**Exercise description:** Records follow. Pull out every line that contains "disks".

^^^^^^^^

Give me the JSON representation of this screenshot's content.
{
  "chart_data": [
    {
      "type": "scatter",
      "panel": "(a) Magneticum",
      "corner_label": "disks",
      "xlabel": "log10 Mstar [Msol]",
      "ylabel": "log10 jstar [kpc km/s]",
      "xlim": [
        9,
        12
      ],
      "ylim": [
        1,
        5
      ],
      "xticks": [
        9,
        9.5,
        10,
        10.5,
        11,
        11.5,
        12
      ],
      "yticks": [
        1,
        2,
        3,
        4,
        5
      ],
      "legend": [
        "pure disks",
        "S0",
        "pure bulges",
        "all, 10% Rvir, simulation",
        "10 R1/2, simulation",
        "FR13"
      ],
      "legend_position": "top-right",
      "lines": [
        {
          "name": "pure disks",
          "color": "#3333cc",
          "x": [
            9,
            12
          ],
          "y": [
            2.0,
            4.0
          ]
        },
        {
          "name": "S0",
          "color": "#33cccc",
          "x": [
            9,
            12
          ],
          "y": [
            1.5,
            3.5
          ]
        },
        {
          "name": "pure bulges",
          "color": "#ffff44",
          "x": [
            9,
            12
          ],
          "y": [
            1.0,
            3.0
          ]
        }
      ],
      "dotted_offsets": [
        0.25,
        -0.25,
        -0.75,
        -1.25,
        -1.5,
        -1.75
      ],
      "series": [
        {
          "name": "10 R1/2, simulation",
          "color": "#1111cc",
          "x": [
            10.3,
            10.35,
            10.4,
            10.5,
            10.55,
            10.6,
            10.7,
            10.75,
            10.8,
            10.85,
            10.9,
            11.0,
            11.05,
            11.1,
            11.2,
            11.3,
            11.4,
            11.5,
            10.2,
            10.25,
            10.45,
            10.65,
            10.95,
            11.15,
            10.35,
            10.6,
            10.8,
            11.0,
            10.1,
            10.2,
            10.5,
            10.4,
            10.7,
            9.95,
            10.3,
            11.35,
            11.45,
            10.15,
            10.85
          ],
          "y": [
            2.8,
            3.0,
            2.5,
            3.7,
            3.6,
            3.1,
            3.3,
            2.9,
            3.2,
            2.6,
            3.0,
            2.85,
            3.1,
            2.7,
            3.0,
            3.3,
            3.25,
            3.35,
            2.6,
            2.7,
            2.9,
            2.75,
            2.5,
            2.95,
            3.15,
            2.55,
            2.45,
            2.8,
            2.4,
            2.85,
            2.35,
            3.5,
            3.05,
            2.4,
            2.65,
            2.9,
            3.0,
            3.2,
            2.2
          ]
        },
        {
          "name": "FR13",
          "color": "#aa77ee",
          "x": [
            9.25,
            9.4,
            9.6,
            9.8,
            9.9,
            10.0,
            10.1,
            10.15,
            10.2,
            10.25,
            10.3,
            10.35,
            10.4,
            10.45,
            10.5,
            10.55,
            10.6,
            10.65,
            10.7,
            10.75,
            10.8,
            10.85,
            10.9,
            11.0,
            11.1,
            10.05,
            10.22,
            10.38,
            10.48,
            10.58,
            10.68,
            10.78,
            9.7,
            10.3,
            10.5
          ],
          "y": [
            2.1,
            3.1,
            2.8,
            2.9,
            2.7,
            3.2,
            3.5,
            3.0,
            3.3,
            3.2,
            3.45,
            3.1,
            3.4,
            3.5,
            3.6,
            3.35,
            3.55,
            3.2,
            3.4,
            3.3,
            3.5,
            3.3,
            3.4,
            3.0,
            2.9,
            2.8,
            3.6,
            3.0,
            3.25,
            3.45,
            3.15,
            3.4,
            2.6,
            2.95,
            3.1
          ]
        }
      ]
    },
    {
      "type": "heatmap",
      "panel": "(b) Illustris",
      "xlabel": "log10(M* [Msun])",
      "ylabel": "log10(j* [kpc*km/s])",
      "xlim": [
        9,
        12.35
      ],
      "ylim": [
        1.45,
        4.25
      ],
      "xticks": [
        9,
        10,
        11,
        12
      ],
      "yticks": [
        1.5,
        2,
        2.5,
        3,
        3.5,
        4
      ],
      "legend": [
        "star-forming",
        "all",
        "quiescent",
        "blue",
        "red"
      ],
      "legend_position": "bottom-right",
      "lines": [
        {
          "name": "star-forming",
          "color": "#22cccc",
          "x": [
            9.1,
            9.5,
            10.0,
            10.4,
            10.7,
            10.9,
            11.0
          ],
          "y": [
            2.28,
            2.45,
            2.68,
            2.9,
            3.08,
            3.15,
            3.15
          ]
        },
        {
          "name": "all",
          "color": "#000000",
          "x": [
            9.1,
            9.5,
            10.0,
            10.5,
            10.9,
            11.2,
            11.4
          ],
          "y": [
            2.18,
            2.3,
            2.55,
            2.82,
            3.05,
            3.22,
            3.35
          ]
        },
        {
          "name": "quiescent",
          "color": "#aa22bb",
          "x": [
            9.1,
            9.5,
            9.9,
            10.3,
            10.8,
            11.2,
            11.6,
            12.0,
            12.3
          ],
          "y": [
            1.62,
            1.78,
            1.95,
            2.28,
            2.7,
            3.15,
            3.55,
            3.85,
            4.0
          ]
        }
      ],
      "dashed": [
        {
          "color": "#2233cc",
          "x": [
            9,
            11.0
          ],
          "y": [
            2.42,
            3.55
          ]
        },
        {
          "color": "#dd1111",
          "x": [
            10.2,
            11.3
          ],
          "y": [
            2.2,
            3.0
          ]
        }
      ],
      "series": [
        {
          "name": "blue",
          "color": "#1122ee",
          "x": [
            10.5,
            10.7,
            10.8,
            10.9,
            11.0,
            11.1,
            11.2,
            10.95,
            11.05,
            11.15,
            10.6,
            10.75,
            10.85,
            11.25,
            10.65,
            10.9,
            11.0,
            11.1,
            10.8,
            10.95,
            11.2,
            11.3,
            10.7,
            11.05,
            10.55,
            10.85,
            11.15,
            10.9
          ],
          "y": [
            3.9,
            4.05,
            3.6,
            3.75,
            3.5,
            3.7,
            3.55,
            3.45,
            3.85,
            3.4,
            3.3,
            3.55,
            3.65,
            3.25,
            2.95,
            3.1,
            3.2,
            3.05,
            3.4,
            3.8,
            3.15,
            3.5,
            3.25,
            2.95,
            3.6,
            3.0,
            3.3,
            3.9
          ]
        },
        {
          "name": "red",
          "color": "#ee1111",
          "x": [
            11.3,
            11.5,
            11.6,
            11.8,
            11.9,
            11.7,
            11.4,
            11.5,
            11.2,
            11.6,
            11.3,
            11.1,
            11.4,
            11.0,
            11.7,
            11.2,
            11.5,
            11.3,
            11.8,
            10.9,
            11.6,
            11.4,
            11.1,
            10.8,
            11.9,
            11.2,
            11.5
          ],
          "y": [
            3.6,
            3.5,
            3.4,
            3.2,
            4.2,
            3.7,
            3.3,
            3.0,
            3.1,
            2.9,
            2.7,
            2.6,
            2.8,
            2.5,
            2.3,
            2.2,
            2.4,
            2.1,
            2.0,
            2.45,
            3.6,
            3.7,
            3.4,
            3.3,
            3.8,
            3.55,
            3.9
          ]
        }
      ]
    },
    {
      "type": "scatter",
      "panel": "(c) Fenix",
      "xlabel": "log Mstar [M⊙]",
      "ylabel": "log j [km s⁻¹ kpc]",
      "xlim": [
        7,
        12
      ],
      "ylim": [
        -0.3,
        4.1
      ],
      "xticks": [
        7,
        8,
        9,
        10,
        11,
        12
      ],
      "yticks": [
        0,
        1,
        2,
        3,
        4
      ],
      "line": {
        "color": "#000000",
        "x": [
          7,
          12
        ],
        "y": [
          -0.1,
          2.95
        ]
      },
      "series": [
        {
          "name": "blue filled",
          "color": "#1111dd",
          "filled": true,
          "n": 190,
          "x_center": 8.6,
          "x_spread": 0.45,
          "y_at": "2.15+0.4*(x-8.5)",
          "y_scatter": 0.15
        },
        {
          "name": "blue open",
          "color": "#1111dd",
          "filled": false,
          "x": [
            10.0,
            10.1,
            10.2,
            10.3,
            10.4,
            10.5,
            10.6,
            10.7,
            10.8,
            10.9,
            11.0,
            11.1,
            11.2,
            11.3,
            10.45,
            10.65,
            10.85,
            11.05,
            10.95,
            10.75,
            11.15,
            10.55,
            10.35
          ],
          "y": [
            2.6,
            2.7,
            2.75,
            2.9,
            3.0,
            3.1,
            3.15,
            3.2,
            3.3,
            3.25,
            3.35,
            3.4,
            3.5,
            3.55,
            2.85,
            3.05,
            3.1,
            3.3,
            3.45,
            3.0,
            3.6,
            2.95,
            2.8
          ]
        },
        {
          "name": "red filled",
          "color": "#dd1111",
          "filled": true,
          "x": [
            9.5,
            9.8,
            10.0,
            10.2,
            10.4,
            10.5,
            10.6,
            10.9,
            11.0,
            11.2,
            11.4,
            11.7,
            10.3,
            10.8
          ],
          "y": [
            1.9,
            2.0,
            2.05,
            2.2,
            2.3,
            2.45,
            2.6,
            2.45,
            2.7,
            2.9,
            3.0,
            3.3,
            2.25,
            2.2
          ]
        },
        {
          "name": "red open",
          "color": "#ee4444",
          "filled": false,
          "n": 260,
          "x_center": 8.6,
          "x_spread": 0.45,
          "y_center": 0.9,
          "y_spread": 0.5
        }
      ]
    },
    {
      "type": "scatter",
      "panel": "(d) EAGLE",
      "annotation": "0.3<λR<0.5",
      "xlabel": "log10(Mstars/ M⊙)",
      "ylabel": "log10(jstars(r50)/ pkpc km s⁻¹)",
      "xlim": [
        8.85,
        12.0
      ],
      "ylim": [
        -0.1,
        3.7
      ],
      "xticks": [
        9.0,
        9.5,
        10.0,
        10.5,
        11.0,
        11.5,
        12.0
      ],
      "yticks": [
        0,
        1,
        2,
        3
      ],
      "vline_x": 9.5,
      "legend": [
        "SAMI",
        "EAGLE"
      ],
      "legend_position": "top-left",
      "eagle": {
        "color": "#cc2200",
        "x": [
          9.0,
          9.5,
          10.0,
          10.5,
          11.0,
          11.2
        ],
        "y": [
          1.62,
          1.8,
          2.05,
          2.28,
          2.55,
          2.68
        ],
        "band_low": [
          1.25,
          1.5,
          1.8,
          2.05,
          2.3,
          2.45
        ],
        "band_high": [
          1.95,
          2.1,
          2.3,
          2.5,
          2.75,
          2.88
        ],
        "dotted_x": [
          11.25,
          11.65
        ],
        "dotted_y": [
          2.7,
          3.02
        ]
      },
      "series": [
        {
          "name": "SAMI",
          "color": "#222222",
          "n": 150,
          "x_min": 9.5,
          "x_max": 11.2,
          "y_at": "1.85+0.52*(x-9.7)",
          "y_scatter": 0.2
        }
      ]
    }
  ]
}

^^^^^^^^

**Response for this exercise:**
      "corner_label": "disks",
        "pure disks",
          "name": "pure disks",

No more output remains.